- WORK TO DO -
Copy out all of the data below verbatim, line for line.

- THE DATA -

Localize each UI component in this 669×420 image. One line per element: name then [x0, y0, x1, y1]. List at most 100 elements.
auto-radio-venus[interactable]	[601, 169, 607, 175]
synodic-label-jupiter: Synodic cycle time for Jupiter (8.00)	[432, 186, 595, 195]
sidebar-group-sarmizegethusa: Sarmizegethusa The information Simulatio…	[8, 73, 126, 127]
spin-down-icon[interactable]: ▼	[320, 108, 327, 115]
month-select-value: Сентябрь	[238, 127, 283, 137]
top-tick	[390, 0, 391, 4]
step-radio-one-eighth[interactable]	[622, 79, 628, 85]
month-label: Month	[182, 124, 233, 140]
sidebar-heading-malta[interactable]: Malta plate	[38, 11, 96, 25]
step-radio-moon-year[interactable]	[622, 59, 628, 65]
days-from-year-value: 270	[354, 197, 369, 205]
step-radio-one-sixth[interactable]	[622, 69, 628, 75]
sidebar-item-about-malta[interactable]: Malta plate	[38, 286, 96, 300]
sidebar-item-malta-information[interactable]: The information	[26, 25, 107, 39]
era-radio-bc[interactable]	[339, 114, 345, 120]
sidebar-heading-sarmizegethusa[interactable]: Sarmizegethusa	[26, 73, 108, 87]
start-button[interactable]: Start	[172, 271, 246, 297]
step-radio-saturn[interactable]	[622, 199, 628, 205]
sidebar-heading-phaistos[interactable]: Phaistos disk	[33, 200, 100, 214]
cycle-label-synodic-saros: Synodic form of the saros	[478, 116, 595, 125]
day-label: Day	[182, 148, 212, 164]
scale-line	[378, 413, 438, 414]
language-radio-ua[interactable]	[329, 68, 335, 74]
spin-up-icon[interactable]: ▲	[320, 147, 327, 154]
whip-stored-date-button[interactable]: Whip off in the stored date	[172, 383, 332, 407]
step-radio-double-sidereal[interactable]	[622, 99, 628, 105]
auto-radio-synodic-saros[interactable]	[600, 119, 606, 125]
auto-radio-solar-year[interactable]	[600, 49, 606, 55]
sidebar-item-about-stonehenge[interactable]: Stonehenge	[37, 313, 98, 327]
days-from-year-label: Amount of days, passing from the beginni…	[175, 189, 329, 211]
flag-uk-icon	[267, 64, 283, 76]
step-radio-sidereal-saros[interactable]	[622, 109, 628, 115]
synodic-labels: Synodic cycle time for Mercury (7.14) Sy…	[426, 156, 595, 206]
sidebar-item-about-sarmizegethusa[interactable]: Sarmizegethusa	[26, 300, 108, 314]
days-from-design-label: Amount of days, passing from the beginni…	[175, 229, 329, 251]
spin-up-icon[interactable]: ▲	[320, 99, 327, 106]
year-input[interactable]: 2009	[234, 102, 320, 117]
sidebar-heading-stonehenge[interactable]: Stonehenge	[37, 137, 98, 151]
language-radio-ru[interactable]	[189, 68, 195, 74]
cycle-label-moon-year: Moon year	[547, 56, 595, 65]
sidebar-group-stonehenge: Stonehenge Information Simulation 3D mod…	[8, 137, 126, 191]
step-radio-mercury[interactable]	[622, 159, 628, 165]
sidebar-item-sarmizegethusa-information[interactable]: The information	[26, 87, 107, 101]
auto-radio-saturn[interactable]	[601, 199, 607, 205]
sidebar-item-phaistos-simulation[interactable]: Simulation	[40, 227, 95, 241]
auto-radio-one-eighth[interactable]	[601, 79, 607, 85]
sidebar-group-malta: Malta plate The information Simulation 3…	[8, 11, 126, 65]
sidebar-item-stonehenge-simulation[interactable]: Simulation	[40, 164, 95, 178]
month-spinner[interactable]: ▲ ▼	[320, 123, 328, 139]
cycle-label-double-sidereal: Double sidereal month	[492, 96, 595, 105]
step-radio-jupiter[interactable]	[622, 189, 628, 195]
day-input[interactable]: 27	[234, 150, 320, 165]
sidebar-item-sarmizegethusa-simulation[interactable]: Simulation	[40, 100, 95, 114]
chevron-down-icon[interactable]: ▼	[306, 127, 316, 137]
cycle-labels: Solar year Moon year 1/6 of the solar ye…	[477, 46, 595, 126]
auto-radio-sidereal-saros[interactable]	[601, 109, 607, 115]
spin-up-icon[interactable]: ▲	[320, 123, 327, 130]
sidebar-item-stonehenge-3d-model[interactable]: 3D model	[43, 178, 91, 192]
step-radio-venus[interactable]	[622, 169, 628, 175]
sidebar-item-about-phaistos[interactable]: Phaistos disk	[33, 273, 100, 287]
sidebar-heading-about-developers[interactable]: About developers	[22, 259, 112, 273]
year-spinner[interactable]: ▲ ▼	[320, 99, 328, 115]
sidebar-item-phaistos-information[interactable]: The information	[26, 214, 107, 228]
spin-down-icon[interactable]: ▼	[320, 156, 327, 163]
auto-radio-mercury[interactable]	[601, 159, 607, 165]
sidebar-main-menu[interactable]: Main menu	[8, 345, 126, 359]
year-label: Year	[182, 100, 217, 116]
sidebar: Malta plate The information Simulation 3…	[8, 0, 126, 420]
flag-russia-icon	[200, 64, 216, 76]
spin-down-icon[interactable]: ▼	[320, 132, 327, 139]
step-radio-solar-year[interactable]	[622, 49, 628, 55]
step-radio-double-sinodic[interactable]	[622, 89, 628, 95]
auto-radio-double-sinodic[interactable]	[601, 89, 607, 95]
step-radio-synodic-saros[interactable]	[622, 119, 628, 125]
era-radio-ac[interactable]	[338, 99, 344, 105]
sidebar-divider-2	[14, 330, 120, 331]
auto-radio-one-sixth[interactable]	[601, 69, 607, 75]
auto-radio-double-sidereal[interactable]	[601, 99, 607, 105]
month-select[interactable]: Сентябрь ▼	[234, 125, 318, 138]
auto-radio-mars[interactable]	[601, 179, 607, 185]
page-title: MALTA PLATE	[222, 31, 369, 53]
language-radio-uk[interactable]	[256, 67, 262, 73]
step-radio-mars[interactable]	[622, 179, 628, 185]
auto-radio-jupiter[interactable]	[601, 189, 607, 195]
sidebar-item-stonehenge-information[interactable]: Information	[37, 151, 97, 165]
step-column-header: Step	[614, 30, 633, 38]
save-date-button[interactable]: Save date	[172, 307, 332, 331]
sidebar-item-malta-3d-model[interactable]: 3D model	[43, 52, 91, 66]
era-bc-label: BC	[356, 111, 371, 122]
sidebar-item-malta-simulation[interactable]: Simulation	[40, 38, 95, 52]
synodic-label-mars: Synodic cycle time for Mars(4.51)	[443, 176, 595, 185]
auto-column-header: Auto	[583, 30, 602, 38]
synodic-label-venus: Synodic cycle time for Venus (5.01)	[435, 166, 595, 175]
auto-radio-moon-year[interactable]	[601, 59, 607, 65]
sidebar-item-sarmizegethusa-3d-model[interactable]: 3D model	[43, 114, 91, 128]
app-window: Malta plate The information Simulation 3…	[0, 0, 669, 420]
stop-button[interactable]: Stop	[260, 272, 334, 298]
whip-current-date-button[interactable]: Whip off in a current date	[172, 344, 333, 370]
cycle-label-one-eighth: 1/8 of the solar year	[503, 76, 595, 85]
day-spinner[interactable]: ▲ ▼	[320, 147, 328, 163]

- TASK OUTPUT -
Localize each UI component in this 669×420 image. One line per element: name then [x0, y0, x1, y1]. List at most 100 elements.
auto-radio-venus[interactable]	[601, 169, 607, 175]
synodic-label-jupiter: Synodic cycle time for Jupiter (8.00)	[432, 186, 595, 195]
sidebar-group-sarmizegethusa: Sarmizegethusa The information Simulatio…	[8, 73, 126, 127]
spin-down-icon[interactable]: ▼	[320, 108, 327, 115]
month-select-value: Сентябрь	[238, 127, 283, 137]
top-tick	[390, 0, 391, 4]
step-radio-one-eighth[interactable]	[622, 79, 628, 85]
month-label: Month	[182, 124, 233, 140]
sidebar-heading-malta[interactable]: Malta plate	[38, 11, 96, 25]
step-radio-moon-year[interactable]	[622, 59, 628, 65]
days-from-year-value: 270	[354, 197, 369, 205]
step-radio-one-sixth[interactable]	[622, 69, 628, 75]
sidebar-item-about-malta[interactable]: Malta plate	[38, 286, 96, 300]
sidebar-item-malta-information[interactable]: The information	[26, 25, 107, 39]
era-radio-bc[interactable]	[339, 114, 345, 120]
sidebar-heading-sarmizegethusa[interactable]: Sarmizegethusa	[26, 73, 108, 87]
start-button[interactable]: Start	[172, 271, 246, 297]
step-radio-saturn[interactable]	[622, 199, 628, 205]
sidebar-heading-phaistos[interactable]: Phaistos disk	[33, 200, 100, 214]
cycle-label-synodic-saros: Synodic form of the saros	[478, 116, 595, 125]
day-label: Day	[182, 148, 212, 164]
scale-line	[378, 413, 438, 414]
language-radio-ua[interactable]	[329, 68, 335, 74]
spin-up-icon[interactable]: ▲	[320, 147, 327, 154]
whip-stored-date-button[interactable]: Whip off in the stored date	[172, 383, 332, 407]
step-radio-double-sidereal[interactable]	[622, 99, 628, 105]
auto-radio-synodic-saros[interactable]	[600, 119, 606, 125]
auto-radio-solar-year[interactable]	[600, 49, 606, 55]
sidebar-item-about-stonehenge[interactable]: Stonehenge	[37, 313, 98, 327]
days-from-year-label: Amount of days, passing from the beginni…	[175, 189, 329, 211]
flag-uk-icon	[267, 64, 283, 76]
step-radio-sidereal-saros[interactable]	[622, 109, 628, 115]
synodic-labels: Synodic cycle time for Mercury (7.14) Sy…	[426, 156, 595, 206]
sidebar-item-about-sarmizegethusa[interactable]: Sarmizegethusa	[26, 300, 108, 314]
days-from-design-label: Amount of days, passing from the beginni…	[175, 229, 329, 251]
spin-up-icon[interactable]: ▲	[320, 99, 327, 106]
year-input[interactable]: 2009	[234, 102, 320, 117]
sidebar-heading-stonehenge[interactable]: Stonehenge	[37, 137, 98, 151]
language-radio-ru[interactable]	[189, 68, 195, 74]
cycle-label-moon-year: Moon year	[547, 56, 595, 65]
sidebar-group-stonehenge: Stonehenge Information Simulation 3D mod…	[8, 137, 126, 191]
step-radio-mercury[interactable]	[622, 159, 628, 165]
sidebar-item-sarmizegethusa-information[interactable]: The information	[26, 87, 107, 101]
auto-radio-saturn[interactable]	[601, 199, 607, 205]
sidebar-item-phaistos-simulation[interactable]: Simulation	[40, 227, 95, 241]
auto-radio-one-eighth[interactable]	[601, 79, 607, 85]
sidebar-group-malta: Malta plate The information Simulation 3…	[8, 11, 126, 65]
sidebar-item-stonehenge-simulation[interactable]: Simulation	[40, 164, 95, 178]
month-spinner[interactable]: ▲ ▼	[320, 123, 328, 139]
cycle-label-double-sidereal: Double sidereal month	[492, 96, 595, 105]
step-radio-jupiter[interactable]	[622, 189, 628, 195]
day-input[interactable]: 27	[234, 150, 320, 165]
sidebar-item-sarmizegethusa-simulation[interactable]: Simulation	[40, 100, 95, 114]
chevron-down-icon[interactable]: ▼	[306, 127, 316, 137]
cycle-labels: Solar year Moon year 1/6 of the solar ye…	[477, 46, 595, 126]
auto-radio-sidereal-saros[interactable]	[601, 109, 607, 115]
spin-up-icon[interactable]: ▲	[320, 123, 327, 130]
sidebar-item-stonehenge-3d-model[interactable]: 3D model	[43, 178, 91, 192]
step-radio-venus[interactable]	[622, 169, 628, 175]
sidebar-item-about-phaistos[interactable]: Phaistos disk	[33, 273, 100, 287]
sidebar-heading-about-developers[interactable]: About developers	[22, 259, 112, 273]
year-spinner[interactable]: ▲ ▼	[320, 99, 328, 115]
sidebar-item-phaistos-information[interactable]: The information	[26, 214, 107, 228]
spin-down-icon[interactable]: ▼	[320, 156, 327, 163]
auto-radio-mercury[interactable]	[601, 159, 607, 165]
sidebar-main-menu[interactable]: Main menu	[8, 345, 126, 359]
year-label: Year	[182, 100, 217, 116]
sidebar: Malta plate The information Simulation 3…	[8, 0, 126, 420]
flag-russia-icon	[200, 64, 216, 76]
spin-down-icon[interactable]: ▼	[320, 132, 327, 139]
step-radio-solar-year[interactable]	[622, 49, 628, 55]
step-radio-double-sinodic[interactable]	[622, 89, 628, 95]
auto-radio-double-sinodic[interactable]	[601, 89, 607, 95]
step-radio-synodic-saros[interactable]	[622, 119, 628, 125]
era-radio-ac[interactable]	[338, 99, 344, 105]
sidebar-divider-2	[14, 330, 120, 331]
auto-radio-one-sixth[interactable]	[601, 69, 607, 75]
auto-radio-double-sidereal[interactable]	[601, 99, 607, 105]
month-select[interactable]: Сентябрь ▼	[234, 125, 318, 138]
auto-radio-mars[interactable]	[601, 179, 607, 185]
page-title: MALTA PLATE	[222, 31, 369, 53]
language-radio-uk[interactable]	[256, 67, 262, 73]
step-radio-mars[interactable]	[622, 179, 628, 185]
auto-radio-jupiter[interactable]	[601, 189, 607, 195]
sidebar-item-stonehenge-information[interactable]: Information	[37, 151, 97, 165]
step-column-header: Step	[614, 30, 633, 38]
save-date-button[interactable]: Save date	[172, 307, 332, 331]
sidebar-item-malta-3d-model[interactable]: 3D model	[43, 52, 91, 66]
era-bc-label: BC	[356, 111, 371, 122]
sidebar-item-malta-simulation[interactable]: Simulation	[40, 38, 95, 52]
synodic-label-mars: Synodic cycle time for Mars(4.51)	[443, 176, 595, 185]
auto-column-header: Auto	[583, 30, 602, 38]
synodic-label-venus: Synodic cycle time for Venus (5.01)	[435, 166, 595, 175]
auto-radio-moon-year[interactable]	[601, 59, 607, 65]
sidebar-item-sarmizegethusa-3d-model[interactable]: 3D model	[43, 114, 91, 128]
app-window: Malta plate The information Simulation 3…	[0, 0, 669, 420]
stop-button[interactable]: Stop	[260, 272, 334, 298]
whip-current-date-button[interactable]: Whip off in a current date	[172, 344, 333, 370]
cycle-label-one-eighth: 1/8 of the solar year	[503, 76, 595, 85]
day-spinner[interactable]: ▲ ▼	[320, 147, 328, 163]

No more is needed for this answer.